[Excerpted data]:
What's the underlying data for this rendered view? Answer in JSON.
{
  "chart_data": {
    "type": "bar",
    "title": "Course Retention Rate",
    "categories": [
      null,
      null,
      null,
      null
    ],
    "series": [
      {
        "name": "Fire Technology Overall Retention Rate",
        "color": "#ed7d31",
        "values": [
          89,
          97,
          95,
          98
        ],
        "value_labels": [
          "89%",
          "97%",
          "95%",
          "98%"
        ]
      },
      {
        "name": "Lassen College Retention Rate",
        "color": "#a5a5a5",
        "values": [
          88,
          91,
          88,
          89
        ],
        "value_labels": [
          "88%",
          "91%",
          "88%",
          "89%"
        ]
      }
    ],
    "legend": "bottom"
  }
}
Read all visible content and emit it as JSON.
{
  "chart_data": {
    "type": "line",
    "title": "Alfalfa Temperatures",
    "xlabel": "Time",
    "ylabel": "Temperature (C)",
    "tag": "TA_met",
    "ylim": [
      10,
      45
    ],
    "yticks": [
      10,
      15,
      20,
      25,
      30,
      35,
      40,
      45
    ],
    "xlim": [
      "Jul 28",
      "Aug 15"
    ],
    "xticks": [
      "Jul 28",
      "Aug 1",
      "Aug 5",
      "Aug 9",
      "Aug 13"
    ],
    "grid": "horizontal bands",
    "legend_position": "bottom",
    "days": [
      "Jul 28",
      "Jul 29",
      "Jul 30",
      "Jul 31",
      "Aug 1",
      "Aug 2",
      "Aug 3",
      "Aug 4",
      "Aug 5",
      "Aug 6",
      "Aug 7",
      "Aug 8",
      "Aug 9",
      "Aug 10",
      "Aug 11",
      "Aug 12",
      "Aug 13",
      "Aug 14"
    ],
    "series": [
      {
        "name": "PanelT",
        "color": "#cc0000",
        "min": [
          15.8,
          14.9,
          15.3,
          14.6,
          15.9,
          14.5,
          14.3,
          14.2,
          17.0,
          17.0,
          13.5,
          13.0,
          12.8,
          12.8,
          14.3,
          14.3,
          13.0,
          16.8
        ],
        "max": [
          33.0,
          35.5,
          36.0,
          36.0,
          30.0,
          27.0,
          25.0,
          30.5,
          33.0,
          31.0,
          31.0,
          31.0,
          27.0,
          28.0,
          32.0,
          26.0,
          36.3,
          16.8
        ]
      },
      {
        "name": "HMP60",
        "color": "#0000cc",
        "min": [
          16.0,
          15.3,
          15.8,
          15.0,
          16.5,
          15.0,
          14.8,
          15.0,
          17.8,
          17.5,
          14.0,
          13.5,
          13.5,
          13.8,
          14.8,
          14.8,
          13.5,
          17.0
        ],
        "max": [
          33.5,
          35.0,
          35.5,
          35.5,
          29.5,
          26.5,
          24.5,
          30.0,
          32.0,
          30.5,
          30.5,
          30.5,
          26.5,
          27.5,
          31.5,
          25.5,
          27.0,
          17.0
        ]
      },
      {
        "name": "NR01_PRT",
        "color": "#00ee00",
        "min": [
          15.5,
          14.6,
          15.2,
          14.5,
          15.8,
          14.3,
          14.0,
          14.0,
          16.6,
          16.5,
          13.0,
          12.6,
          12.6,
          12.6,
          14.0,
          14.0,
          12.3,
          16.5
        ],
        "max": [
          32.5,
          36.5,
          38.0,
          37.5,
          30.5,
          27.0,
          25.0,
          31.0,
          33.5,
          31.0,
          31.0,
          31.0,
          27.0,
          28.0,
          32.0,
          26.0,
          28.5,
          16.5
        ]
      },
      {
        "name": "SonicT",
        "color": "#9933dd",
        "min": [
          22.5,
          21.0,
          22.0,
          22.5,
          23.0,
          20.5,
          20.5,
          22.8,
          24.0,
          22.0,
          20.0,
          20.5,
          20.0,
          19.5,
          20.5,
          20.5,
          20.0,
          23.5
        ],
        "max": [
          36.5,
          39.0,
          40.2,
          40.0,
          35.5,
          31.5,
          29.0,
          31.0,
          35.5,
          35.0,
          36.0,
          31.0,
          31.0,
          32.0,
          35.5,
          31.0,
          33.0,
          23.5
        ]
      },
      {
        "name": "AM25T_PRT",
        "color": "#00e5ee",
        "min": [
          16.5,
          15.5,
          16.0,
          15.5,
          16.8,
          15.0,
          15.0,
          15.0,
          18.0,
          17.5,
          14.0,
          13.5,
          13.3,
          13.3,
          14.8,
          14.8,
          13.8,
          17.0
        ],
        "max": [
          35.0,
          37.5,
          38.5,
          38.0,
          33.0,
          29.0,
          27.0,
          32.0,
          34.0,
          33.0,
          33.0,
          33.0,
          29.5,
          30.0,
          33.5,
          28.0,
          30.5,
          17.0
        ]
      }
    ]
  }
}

[Exercise details]:
Find every line in the records above that contains the word "title", and copy each one.

[Output]:
    "title": "Course Retention Rate",
    "title": "Alfalfa Temperatures",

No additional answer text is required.